* **Material supplied**
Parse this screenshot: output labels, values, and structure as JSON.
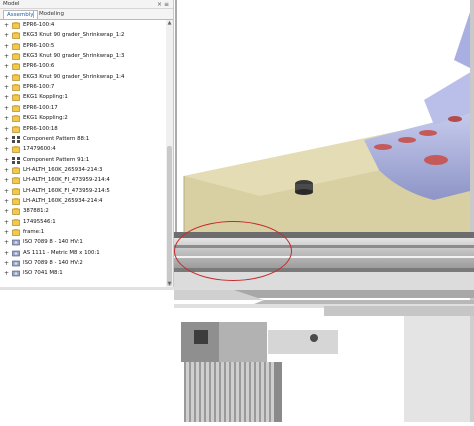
{
  "panel": {
    "title": "Model",
    "controls": [
      "×",
      "≡"
    ],
    "tabs": [
      {
        "label": "Assembly",
        "active": true
      },
      {
        "label": "Modeling",
        "active": false
      }
    ],
    "tree": [
      {
        "label": "EPR6-100:4",
        "icon": "part-icon"
      },
      {
        "label": "EKG3 Knut 90 grader_Shrinkwrap_1:2",
        "icon": "part-icon"
      },
      {
        "label": "EPR6-100:5",
        "icon": "part-icon"
      },
      {
        "label": "EKG3 Knut 90 grader_Shrinkwrap_1:3",
        "icon": "part-icon"
      },
      {
        "label": "EPR6-100:6",
        "icon": "part-icon"
      },
      {
        "label": "EKG3 Knut 90 grader_Shrinkwrap_1:4",
        "icon": "part-icon"
      },
      {
        "label": "EPR6-100:7",
        "icon": "part-icon"
      },
      {
        "label": "EKG1 Koppling:1",
        "icon": "part-icon"
      },
      {
        "label": "EPR6-100:17",
        "icon": "part-icon"
      },
      {
        "label": "EKG1 Koppling:2",
        "icon": "part-icon"
      },
      {
        "label": "EPR6-100:18",
        "icon": "part-icon"
      },
      {
        "label": "Component Pattern 88:1",
        "icon": "pattern-icon"
      },
      {
        "label": "17479600:4",
        "icon": "part-icon"
      },
      {
        "label": "Component Pattern 91:1",
        "icon": "pattern-icon"
      },
      {
        "label": "LH-ALTH_160K_265934-214:3",
        "icon": "part-icon"
      },
      {
        "label": "LH-ALTH_160K_FI_473959-214:4",
        "icon": "part-icon"
      },
      {
        "label": "LH-ALTH_160K_FI_473959-214:5",
        "icon": "part-icon"
      },
      {
        "label": "LH-ALTH_160K_265934-214:4",
        "icon": "part-icon"
      },
      {
        "label": "387881:2",
        "icon": "part-icon"
      },
      {
        "label": "17495546:1",
        "icon": "part-icon"
      },
      {
        "label": "frame:1",
        "icon": "part-icon"
      },
      {
        "label": "ISO 7089 8 - 140 HV:1",
        "icon": "fastener-icon"
      },
      {
        "label": "AS 1111 - Metric M8 x 100:1",
        "icon": "fastener-icon"
      },
      {
        "label": "ISO 7089 8 - 140 HV:2",
        "icon": "fastener-icon"
      },
      {
        "label": "ISO 7041 M8:1",
        "icon": "fastener-icon"
      }
    ]
  },
  "colors": {
    "annotation": "#c52a2a",
    "plate": "#d8d0a3",
    "rail": "#c4c4c4",
    "component": "#aeb4e0"
  }
}
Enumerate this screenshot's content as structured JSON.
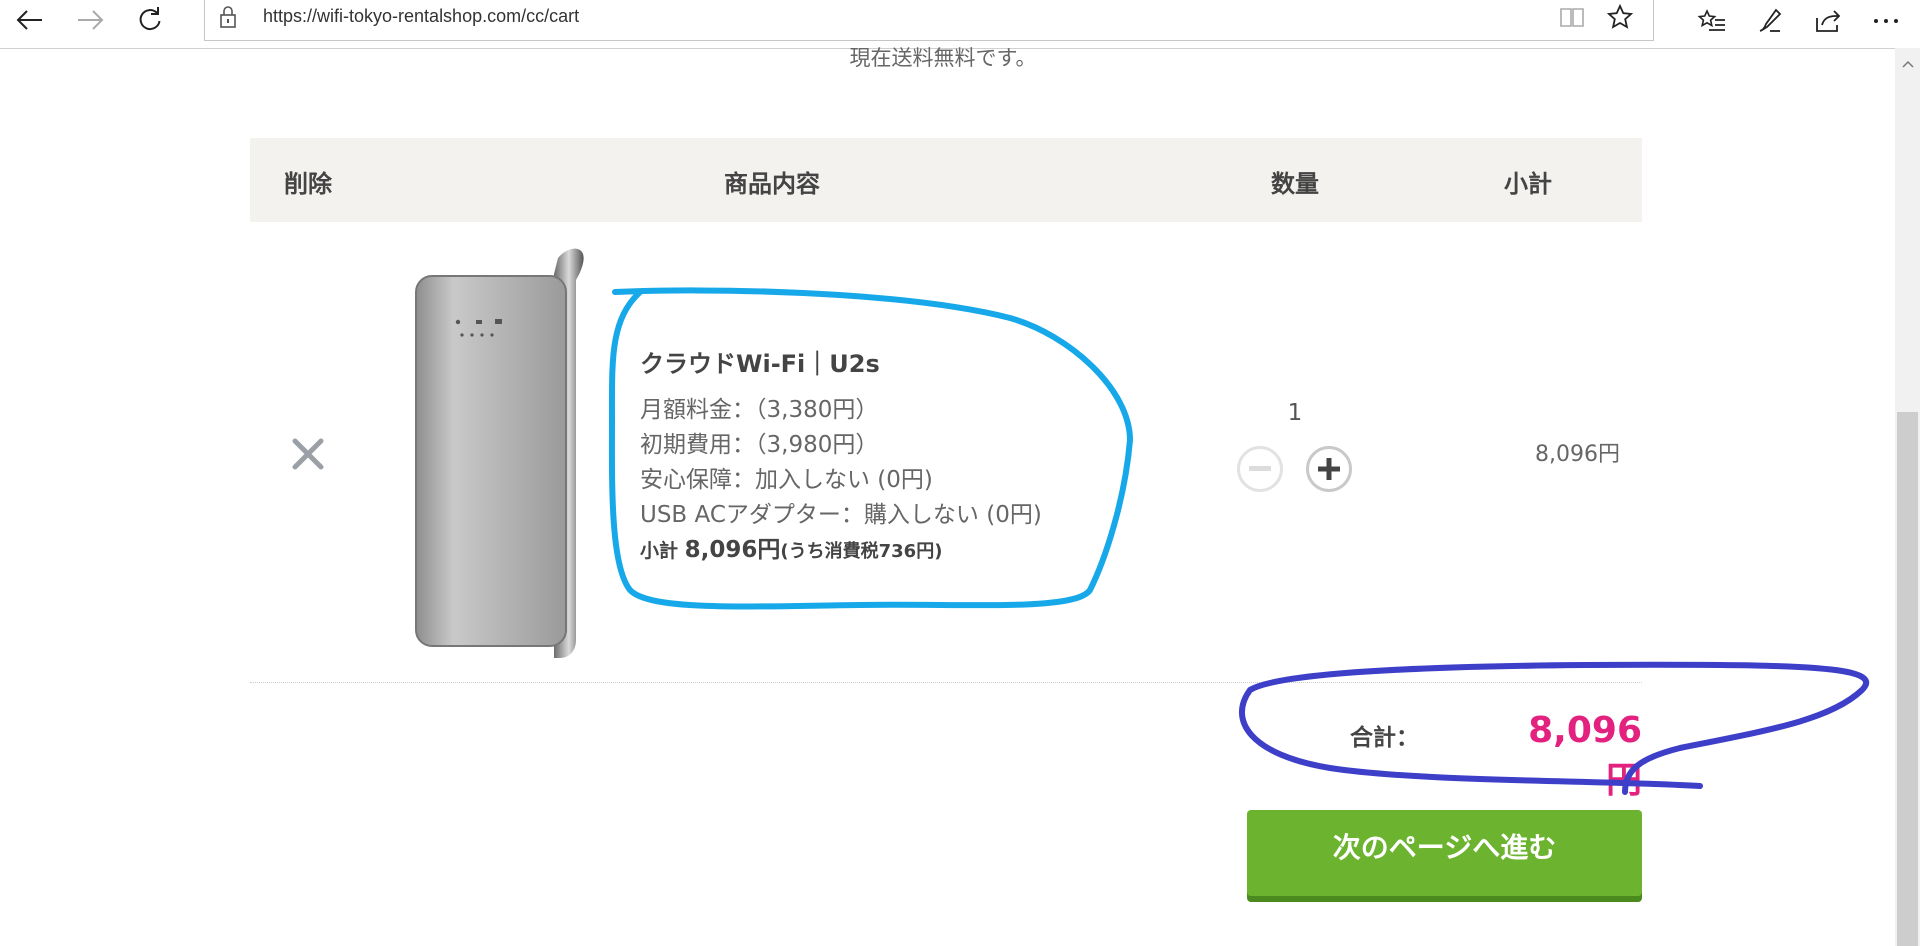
{
  "browser": {
    "url": "https://wifi-tokyo-rentalshop.com/cc/cart",
    "icons": [
      "back-icon",
      "forward-icon",
      "refresh-icon",
      "lock-icon",
      "reading-view-icon",
      "favorite-star-icon",
      "favorites-hub-icon",
      "pen-icon",
      "share-icon",
      "more-icon"
    ]
  },
  "page": {
    "shipping_notice": "現在送料無料です。",
    "table_headers": {
      "delete": "削除",
      "product": "商品内容",
      "quantity": "数量",
      "subtotal": "小計"
    },
    "item": {
      "name": "クラウドWi-Fi｜U2s",
      "lines": [
        "月額料金：（3,380円）",
        "初期費用：（3,980円）",
        "安心保障：加入しない (0円)",
        "USB ACアダプター：購入しない (0円)"
      ],
      "subtotal_label": "小計 ",
      "subtotal_amount": "8,096円",
      "tax_note": "(うち消費税736円)",
      "quantity": "1",
      "row_subtotal": "8,096円"
    },
    "total_label": "合計：",
    "total_value": "8,096円",
    "next_button": "次のページへ進む"
  },
  "colors": {
    "header_bg": "#f3f2ef",
    "total_pink": "#e2227e",
    "button_green": "#6cb42f",
    "annotation_cyan": "#17a8ea",
    "annotation_blue": "#3d3fc9"
  }
}
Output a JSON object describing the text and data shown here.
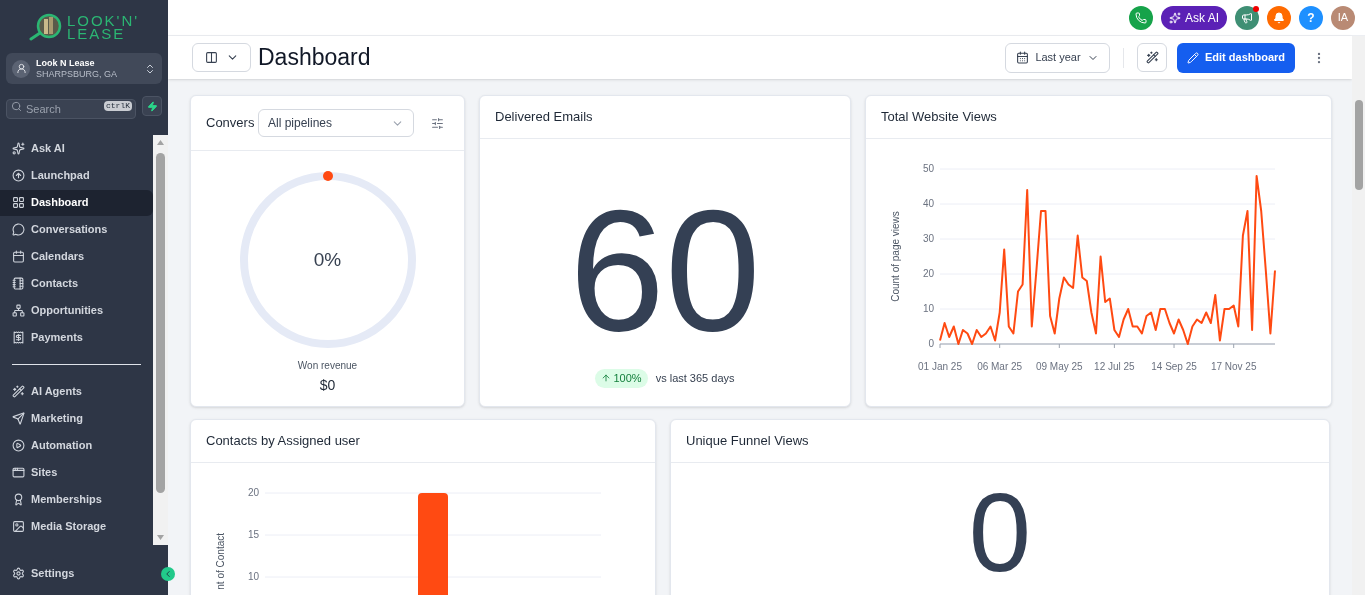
{
  "logo": {
    "line_1": "LOOK'N'",
    "line_2": "LEASE"
  },
  "account": {
    "name": "Look N Lease",
    "location": "SHARPSBURG, GA"
  },
  "search": {
    "placeholder": "Search",
    "shortcut": "ctrlK"
  },
  "sidebar": {
    "groups": [
      {
        "items": [
          {
            "label": "Ask AI",
            "selected": false
          },
          {
            "label": "Launchpad",
            "selected": false
          },
          {
            "label": "Dashboard",
            "selected": true
          },
          {
            "label": "Conversations",
            "selected": false
          },
          {
            "label": "Calendars",
            "selected": false
          },
          {
            "label": "Contacts",
            "selected": false
          },
          {
            "label": "Opportunities",
            "selected": false
          },
          {
            "label": "Payments",
            "selected": false
          }
        ]
      },
      {
        "items": [
          {
            "label": "AI Agents",
            "selected": false
          },
          {
            "label": "Marketing",
            "selected": false
          },
          {
            "label": "Automation",
            "selected": false
          },
          {
            "label": "Sites",
            "selected": false
          },
          {
            "label": "Memberships",
            "selected": false
          },
          {
            "label": "Media Storage",
            "selected": false
          }
        ]
      }
    ],
    "footer_item": "Settings"
  },
  "topbar": {
    "ask_ai": "Ask AI",
    "announcements_unread": true,
    "help": "?",
    "avatar_initials": "IA"
  },
  "header": {
    "title": "Dashboard",
    "date_range": "Last year",
    "edit_button": "Edit dashboard"
  },
  "cards": [
    {
      "kind": "conversion",
      "title": "Convers",
      "select": "All pipelines",
      "reading": "0%",
      "caption": "Won revenue",
      "amount": "$0"
    },
    {
      "kind": "metric",
      "title": "Delivered Emails",
      "value": "60",
      "change": "100%",
      "comparison": "vs last 365 days"
    },
    {
      "kind": "line_chart",
      "title": "Total Website Views",
      "chart_data": {
        "type": "line",
        "ylabel": "Count of page views",
        "categories": [
          "01 Jan 25",
          null,
          null,
          null,
          null,
          null,
          null,
          null,
          null,
          null,
          null,
          null,
          null,
          "06 Mar 25",
          null,
          null,
          null,
          null,
          null,
          null,
          null,
          null,
          null,
          null,
          null,
          null,
          "09 May 25",
          null,
          null,
          null,
          null,
          null,
          null,
          null,
          null,
          null,
          null,
          null,
          "12 Jul 25",
          null,
          null,
          null,
          null,
          null,
          null,
          null,
          null,
          null,
          null,
          null,
          null,
          "14 Sep 25",
          null,
          null,
          null,
          null,
          null,
          null,
          null,
          null,
          null,
          null,
          null,
          null,
          "17 Nov 25",
          null,
          null,
          null,
          null,
          null,
          null,
          null,
          null,
          null
        ],
        "series": [
          {
            "color": "#ff4a12",
            "values": [
              1,
              6,
              2,
              5,
              0,
              4,
              3,
              0,
              4,
              2,
              3,
              5,
              1,
              9,
              27,
              5,
              3,
              15,
              17,
              44,
              5,
              21,
              38,
              38,
              8,
              3,
              13,
              19,
              17,
              16,
              31,
              19,
              18,
              9,
              3,
              25,
              12,
              13,
              4,
              2,
              7,
              10,
              5,
              5,
              3,
              8,
              9,
              4,
              10,
              10,
              6,
              3,
              7,
              4,
              0,
              5,
              7,
              6,
              9,
              6,
              14,
              1,
              10,
              10,
              11,
              5,
              31,
              38,
              4,
              48,
              38,
              21,
              3,
              21
            ]
          }
        ],
        "ylim": [
          0,
          50
        ],
        "yticks": [
          0,
          10,
          20,
          30,
          40,
          50
        ],
        "grid": true
      }
    },
    {
      "kind": "bar_chart",
      "title": "Contacts by Assigned user",
      "chart_data": {
        "type": "bar",
        "ylabel": "nt of Contact",
        "series": [
          {
            "color": "#ff4a12",
            "values": [
              20
            ]
          }
        ],
        "ylim": [
          0,
          20
        ],
        "yticks": [
          10,
          15,
          20
        ],
        "grid": true
      }
    },
    {
      "kind": "metric",
      "title": "Unique Funnel Views",
      "value": "0"
    }
  ]
}
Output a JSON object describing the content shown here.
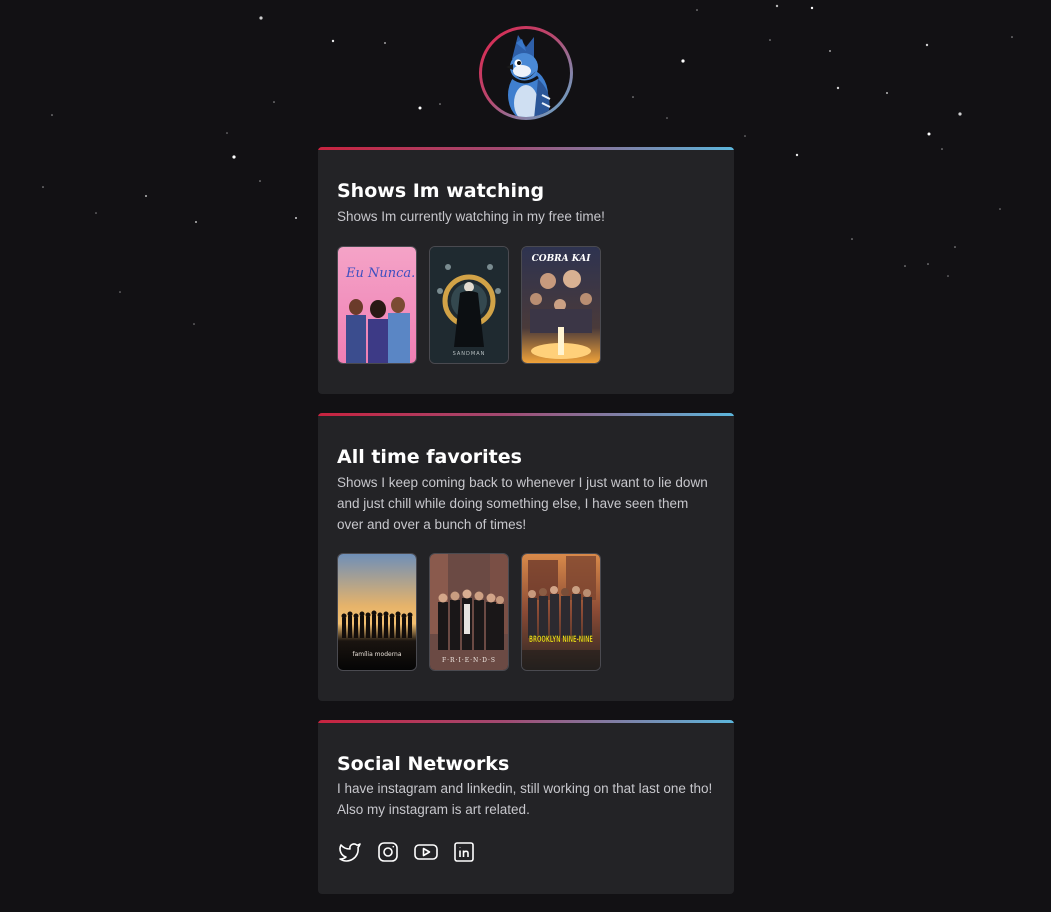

* **Work to complete**
Every line of the records that includes the word "this" should be gathered.

* **Reply**
Parse this screenshot: output labels, values, and structure as JSON.
Enumerate this screenshot's content as structured JSON.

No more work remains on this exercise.